- [Instructions to follow] Look through the records below and collect all lines that hold the string "Licor".

——————

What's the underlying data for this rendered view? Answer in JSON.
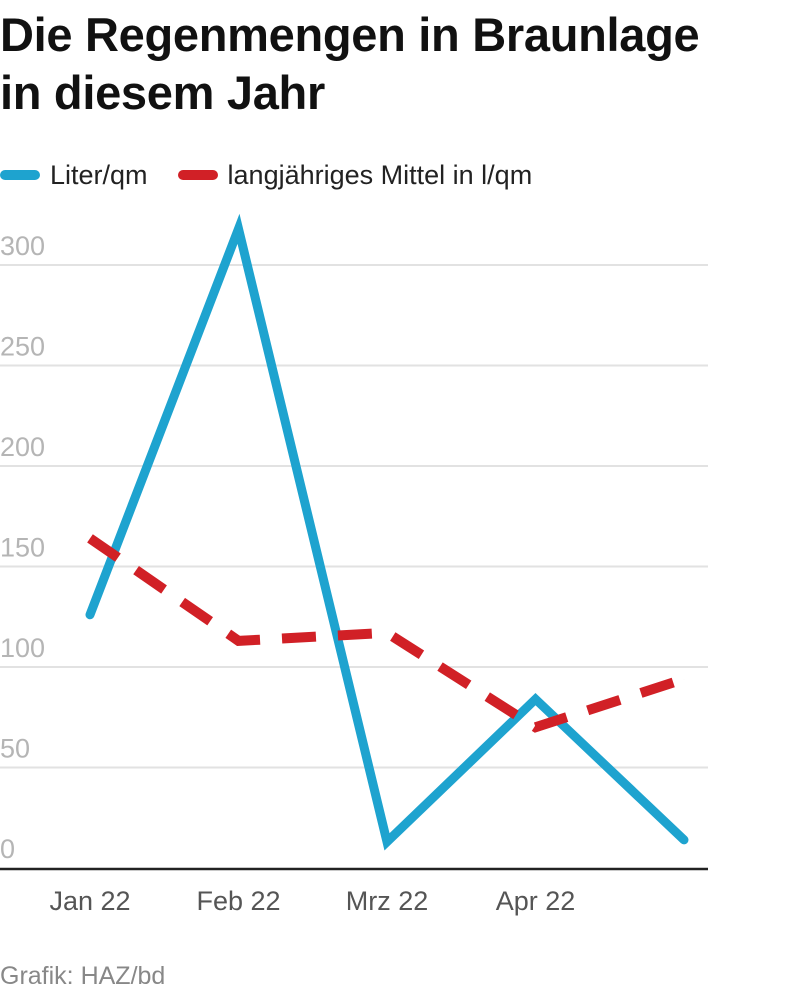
{
  "title_lines": [
    "Die Regenmengen in Braunlage",
    "in diesem Jahr"
  ],
  "source": "Grafik: HAZ/bd",
  "colors": {
    "actual": "#1ea3cf",
    "average": "#d12026",
    "grid": "#e2e2e2",
    "axis": "#222222"
  },
  "chart_data": {
    "type": "line",
    "title": "Die Regenmengen in Braunlage in diesem Jahr",
    "x": [
      "Jan 22",
      "Feb 22",
      "Mrz 22",
      "Apr 22",
      ""
    ],
    "xlabel": "",
    "ylabel": "",
    "ylim": [
      0,
      300
    ],
    "yticks": [
      0,
      50,
      100,
      150,
      200,
      250,
      300
    ],
    "grid": true,
    "legend_position": "top-left",
    "series": [
      {
        "name": "Liter/qm",
        "values": [
          126,
          318,
          13,
          84,
          14
        ],
        "style": "solid"
      },
      {
        "name": "langjähriges Mittel in l/qm",
        "values": [
          164,
          113,
          117,
          70,
          94
        ],
        "style": "dashed"
      }
    ]
  }
}
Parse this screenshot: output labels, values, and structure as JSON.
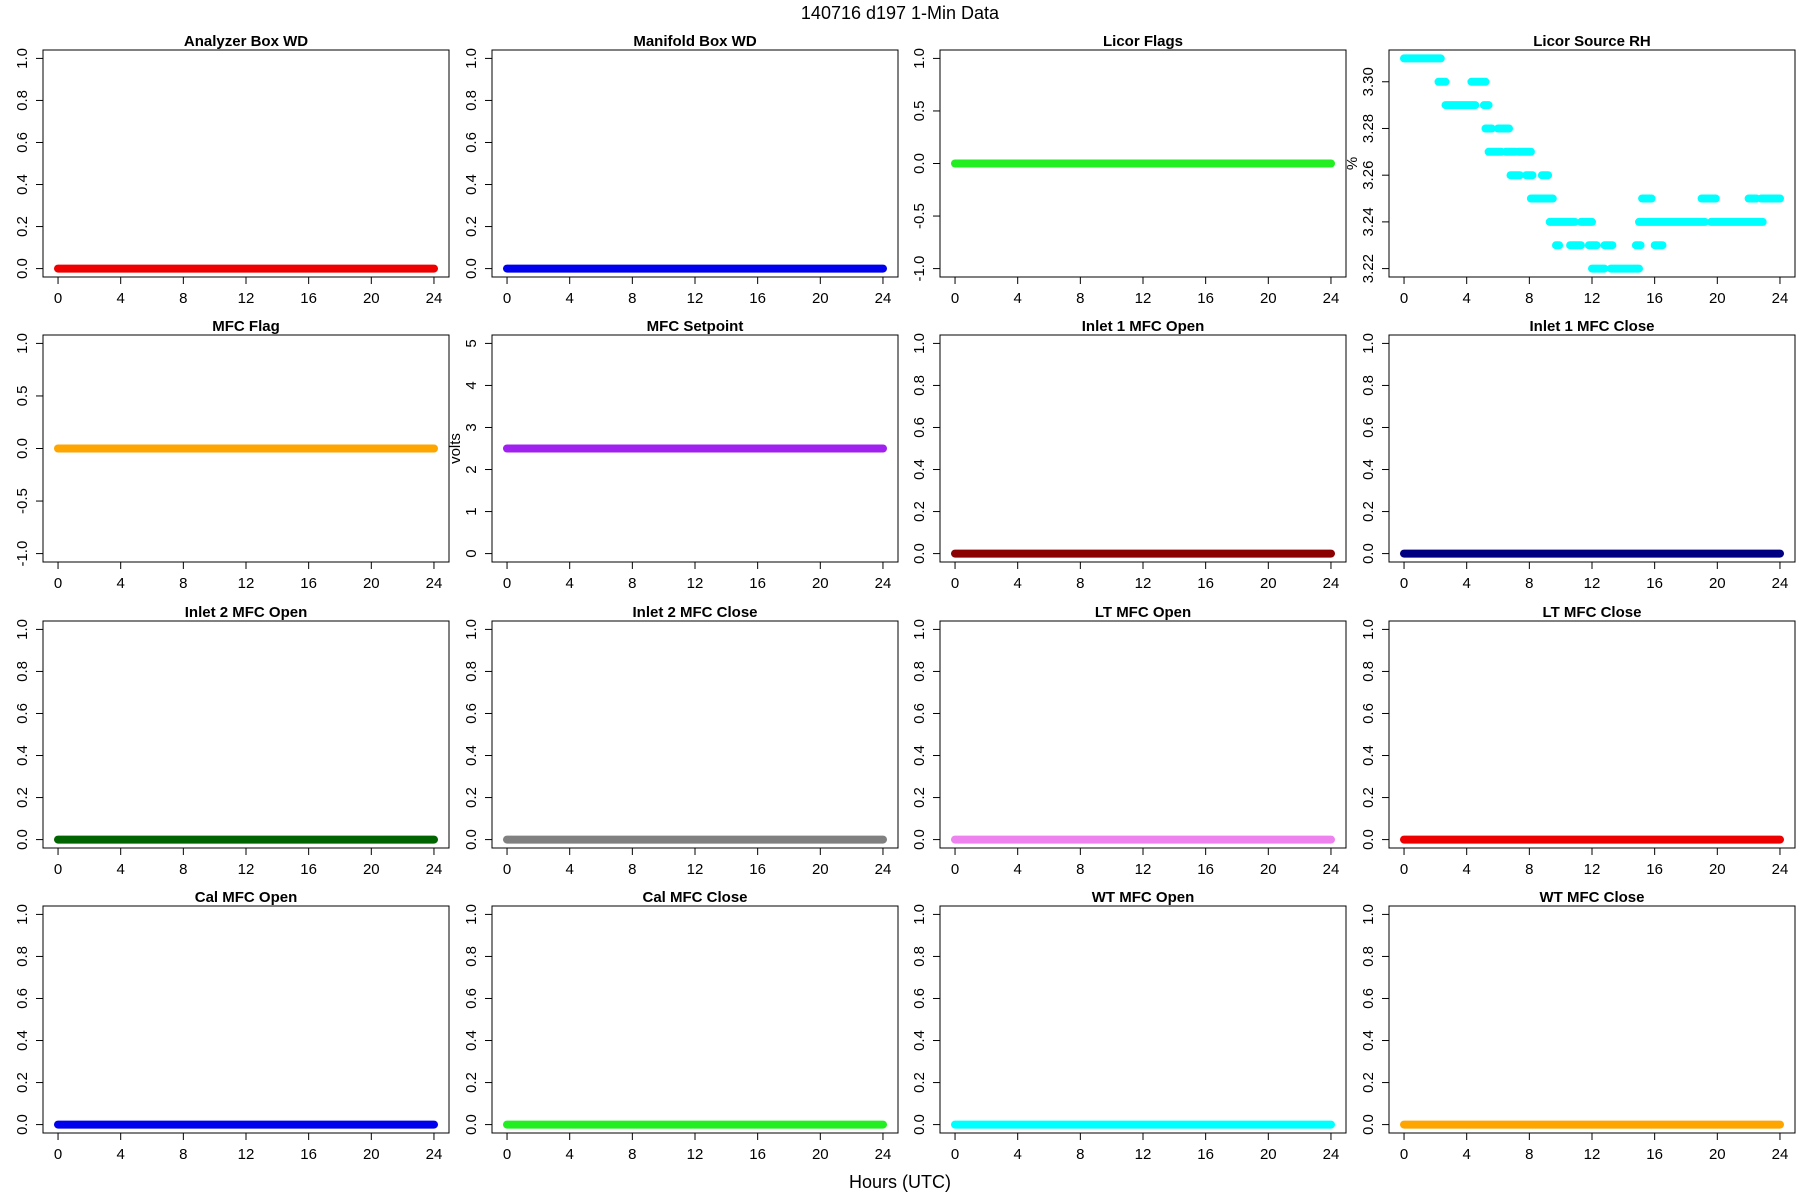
{
  "title": "140716   d197   1-Min Data",
  "xlabel": "Hours (UTC)",
  "chart_data": [
    {
      "type": "line",
      "title": "Analyzer Box WD",
      "color": "#ee0000",
      "x": [
        0,
        24
      ],
      "values": [
        0,
        0
      ],
      "xlim": [
        -0.96,
        24.96
      ],
      "ylim": [
        -0.04,
        1.04
      ],
      "xticks": [
        0,
        4,
        8,
        12,
        16,
        20,
        24
      ],
      "yticks": [
        {
          "value": 0,
          "label": "0.0"
        },
        0.2,
        0.4,
        0.6,
        0.8,
        {
          "value": 1,
          "label": "1.0"
        }
      ]
    },
    {
      "type": "line",
      "title": "Manifold Box WD",
      "color": "#0000ee",
      "x": [
        0,
        24
      ],
      "values": [
        0,
        0
      ],
      "xlim": [
        -0.96,
        24.96
      ],
      "ylim": [
        -0.04,
        1.04
      ],
      "xticks": [
        0,
        4,
        8,
        12,
        16,
        20,
        24
      ],
      "yticks": [
        {
          "value": 0,
          "label": "0.0"
        },
        0.2,
        0.4,
        0.6,
        0.8,
        {
          "value": 1,
          "label": "1.0"
        }
      ]
    },
    {
      "type": "line",
      "title": "Licor Flags",
      "color": "#22ee22",
      "x": [
        0,
        24
      ],
      "values": [
        0,
        0
      ],
      "xlim": [
        -0.96,
        24.96
      ],
      "ylim": [
        -1.08,
        1.08
      ],
      "xticks": [
        0,
        4,
        8,
        12,
        16,
        20,
        24
      ],
      "yticks": [
        {
          "value": -1,
          "label": "-1.0"
        },
        -0.5,
        {
          "value": 0,
          "label": "0.0"
        },
        0.5,
        {
          "value": 1,
          "label": "1.0"
        }
      ]
    },
    {
      "type": "line",
      "title": "Licor Source RH",
      "ylabel": "%",
      "color": "#00ffff",
      "x": [
        0,
        2.35,
        2.35,
        2.2,
        2.65,
        2.65,
        2.65,
        4.55,
        4.55,
        4.3,
        5.2,
        5.2,
        5.1,
        5.4,
        5.4,
        5.2,
        5.6,
        5.6,
        5.4,
        6.2,
        6.2,
        6.0,
        6.7,
        6.7,
        6.5,
        7.1,
        7.1,
        6.8,
        7.4,
        7.4,
        7.3,
        8.1,
        8.1,
        7.8,
        8.2,
        8.2,
        8.1,
        9.5,
        9.5,
        8.8,
        9.2,
        9.2,
        9.3,
        10.9,
        10.9,
        9.7,
        9.9,
        9.9,
        10.6,
        11.3,
        11.3,
        11.3,
        12.0,
        12.0,
        11.8,
        12.3,
        12.3,
        12.0,
        12.8,
        12.8,
        12.8,
        13.3,
        13.3,
        13.2,
        15.0,
        15.0,
        14.8,
        15.1,
        15.1,
        15.0,
        15.4,
        15.4,
        15.2,
        15.8,
        15.8,
        15.5,
        19.2,
        19.2,
        16.0,
        16.5,
        16.5,
        19.0,
        19.9,
        19.9,
        19.6,
        22.9,
        22.9,
        22.0,
        22.5,
        22.5,
        22.8,
        24
      ],
      "values": [
        3.31,
        3.31,
        null,
        3.3,
        3.3,
        null,
        3.29,
        3.29,
        null,
        3.3,
        3.3,
        null,
        3.29,
        3.29,
        null,
        3.28,
        3.28,
        null,
        3.27,
        3.27,
        null,
        3.28,
        3.28,
        null,
        3.27,
        3.27,
        null,
        3.26,
        3.26,
        null,
        3.27,
        3.27,
        null,
        3.26,
        3.26,
        null,
        3.25,
        3.25,
        null,
        3.26,
        3.26,
        null,
        3.24,
        3.24,
        null,
        3.23,
        3.23,
        null,
        3.23,
        3.23,
        null,
        3.24,
        3.24,
        null,
        3.23,
        3.23,
        null,
        3.22,
        3.22,
        null,
        3.23,
        3.23,
        null,
        3.22,
        3.22,
        null,
        3.23,
        3.23,
        null,
        3.24,
        3.24,
        null,
        3.25,
        3.25,
        null,
        3.24,
        3.24,
        null,
        3.23,
        3.23,
        null,
        3.25,
        3.25,
        null,
        3.24,
        3.24,
        null,
        3.25,
        3.25,
        null,
        3.25,
        3.25
      ],
      "xlim": [
        -0.96,
        24.96
      ],
      "ylim": [
        3.2164,
        3.3136
      ],
      "xticks": [
        0,
        4,
        8,
        12,
        16,
        20,
        24
      ],
      "yticks": [
        3.22,
        3.24,
        3.26,
        3.28,
        {
          "value": 3.3,
          "label": "3.30"
        }
      ]
    },
    {
      "type": "line",
      "title": "MFC Flag",
      "color": "#ffa500",
      "x": [
        0,
        24
      ],
      "values": [
        0,
        0
      ],
      "xlim": [
        -0.96,
        24.96
      ],
      "ylim": [
        -1.08,
        1.08
      ],
      "xticks": [
        0,
        4,
        8,
        12,
        16,
        20,
        24
      ],
      "yticks": [
        {
          "value": -1,
          "label": "-1.0"
        },
        -0.5,
        {
          "value": 0,
          "label": "0.0"
        },
        0.5,
        {
          "value": 1,
          "label": "1.0"
        }
      ]
    },
    {
      "type": "line",
      "title": "MFC Setpoint",
      "ylabel": "volts",
      "color": "#a020f0",
      "x": [
        0,
        24
      ],
      "values": [
        2.5,
        2.5
      ],
      "xlim": [
        -0.96,
        24.96
      ],
      "ylim": [
        -0.2,
        5.2
      ],
      "xticks": [
        0,
        4,
        8,
        12,
        16,
        20,
        24
      ],
      "yticks": [
        0,
        1,
        2,
        3,
        4,
        5
      ]
    },
    {
      "type": "line",
      "title": "Inlet 1 MFC Open",
      "color": "#8b0000",
      "x": [
        0,
        24
      ],
      "values": [
        0,
        0
      ],
      "xlim": [
        -0.96,
        24.96
      ],
      "ylim": [
        -0.04,
        1.04
      ],
      "xticks": [
        0,
        4,
        8,
        12,
        16,
        20,
        24
      ],
      "yticks": [
        {
          "value": 0,
          "label": "0.0"
        },
        0.2,
        0.4,
        0.6,
        0.8,
        {
          "value": 1,
          "label": "1.0"
        }
      ]
    },
    {
      "type": "line",
      "title": "Inlet 1 MFC Close",
      "color": "#000080",
      "x": [
        0,
        24
      ],
      "values": [
        0,
        0
      ],
      "xlim": [
        -0.96,
        24.96
      ],
      "ylim": [
        -0.04,
        1.04
      ],
      "xticks": [
        0,
        4,
        8,
        12,
        16,
        20,
        24
      ],
      "yticks": [
        {
          "value": 0,
          "label": "0.0"
        },
        0.2,
        0.4,
        0.6,
        0.8,
        {
          "value": 1,
          "label": "1.0"
        }
      ]
    },
    {
      "type": "line",
      "title": "Inlet 2 MFC Open",
      "color": "#006400",
      "x": [
        0,
        24
      ],
      "values": [
        0,
        0
      ],
      "xlim": [
        -0.96,
        24.96
      ],
      "ylim": [
        -0.04,
        1.04
      ],
      "xticks": [
        0,
        4,
        8,
        12,
        16,
        20,
        24
      ],
      "yticks": [
        {
          "value": 0,
          "label": "0.0"
        },
        0.2,
        0.4,
        0.6,
        0.8,
        {
          "value": 1,
          "label": "1.0"
        }
      ]
    },
    {
      "type": "line",
      "title": "Inlet 2 MFC Close",
      "color": "#808080",
      "x": [
        0,
        24
      ],
      "values": [
        0,
        0
      ],
      "xlim": [
        -0.96,
        24.96
      ],
      "ylim": [
        -0.04,
        1.04
      ],
      "xticks": [
        0,
        4,
        8,
        12,
        16,
        20,
        24
      ],
      "yticks": [
        {
          "value": 0,
          "label": "0.0"
        },
        0.2,
        0.4,
        0.6,
        0.8,
        {
          "value": 1,
          "label": "1.0"
        }
      ]
    },
    {
      "type": "line",
      "title": "LT MFC Open",
      "color": "#ee82ee",
      "x": [
        0,
        24
      ],
      "values": [
        0,
        0
      ],
      "xlim": [
        -0.96,
        24.96
      ],
      "ylim": [
        -0.04,
        1.04
      ],
      "xticks": [
        0,
        4,
        8,
        12,
        16,
        20,
        24
      ],
      "yticks": [
        {
          "value": 0,
          "label": "0.0"
        },
        0.2,
        0.4,
        0.6,
        0.8,
        {
          "value": 1,
          "label": "1.0"
        }
      ]
    },
    {
      "type": "line",
      "title": "LT MFC Close",
      "color": "#ee0000",
      "x": [
        0,
        24
      ],
      "values": [
        0,
        0
      ],
      "xlim": [
        -0.96,
        24.96
      ],
      "ylim": [
        -0.04,
        1.04
      ],
      "xticks": [
        0,
        4,
        8,
        12,
        16,
        20,
        24
      ],
      "yticks": [
        {
          "value": 0,
          "label": "0.0"
        },
        0.2,
        0.4,
        0.6,
        0.8,
        {
          "value": 1,
          "label": "1.0"
        }
      ]
    },
    {
      "type": "line",
      "title": "Cal MFC Open",
      "color": "#0000ee",
      "x": [
        0,
        24
      ],
      "values": [
        0,
        0
      ],
      "xlim": [
        -0.96,
        24.96
      ],
      "ylim": [
        -0.04,
        1.04
      ],
      "xticks": [
        0,
        4,
        8,
        12,
        16,
        20,
        24
      ],
      "yticks": [
        {
          "value": 0,
          "label": "0.0"
        },
        0.2,
        0.4,
        0.6,
        0.8,
        {
          "value": 1,
          "label": "1.0"
        }
      ]
    },
    {
      "type": "line",
      "title": "Cal MFC Close",
      "color": "#22ee22",
      "x": [
        0,
        24
      ],
      "values": [
        0,
        0
      ],
      "xlim": [
        -0.96,
        24.96
      ],
      "ylim": [
        -0.04,
        1.04
      ],
      "xticks": [
        0,
        4,
        8,
        12,
        16,
        20,
        24
      ],
      "yticks": [
        {
          "value": 0,
          "label": "0.0"
        },
        0.2,
        0.4,
        0.6,
        0.8,
        {
          "value": 1,
          "label": "1.0"
        }
      ]
    },
    {
      "type": "line",
      "title": "WT MFC Open",
      "color": "#00ffff",
      "x": [
        0,
        24
      ],
      "values": [
        0,
        0
      ],
      "xlim": [
        -0.96,
        24.96
      ],
      "ylim": [
        -0.04,
        1.04
      ],
      "xticks": [
        0,
        4,
        8,
        12,
        16,
        20,
        24
      ],
      "yticks": [
        {
          "value": 0,
          "label": "0.0"
        },
        0.2,
        0.4,
        0.6,
        0.8,
        {
          "value": 1,
          "label": "1.0"
        }
      ]
    },
    {
      "type": "line",
      "title": "WT MFC Close",
      "color": "#ffa500",
      "x": [
        0,
        24
      ],
      "values": [
        0,
        0
      ],
      "xlim": [
        -0.96,
        24.96
      ],
      "ylim": [
        -0.04,
        1.04
      ],
      "xticks": [
        0,
        4,
        8,
        12,
        16,
        20,
        24
      ],
      "yticks": [
        {
          "value": 0,
          "label": "0.0"
        },
        0.2,
        0.4,
        0.6,
        0.8,
        {
          "value": 1,
          "label": "1.0"
        }
      ]
    }
  ]
}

——————

- [Exercise result]
      "title": "Licor Flags",
      "title": "Licor Source RH",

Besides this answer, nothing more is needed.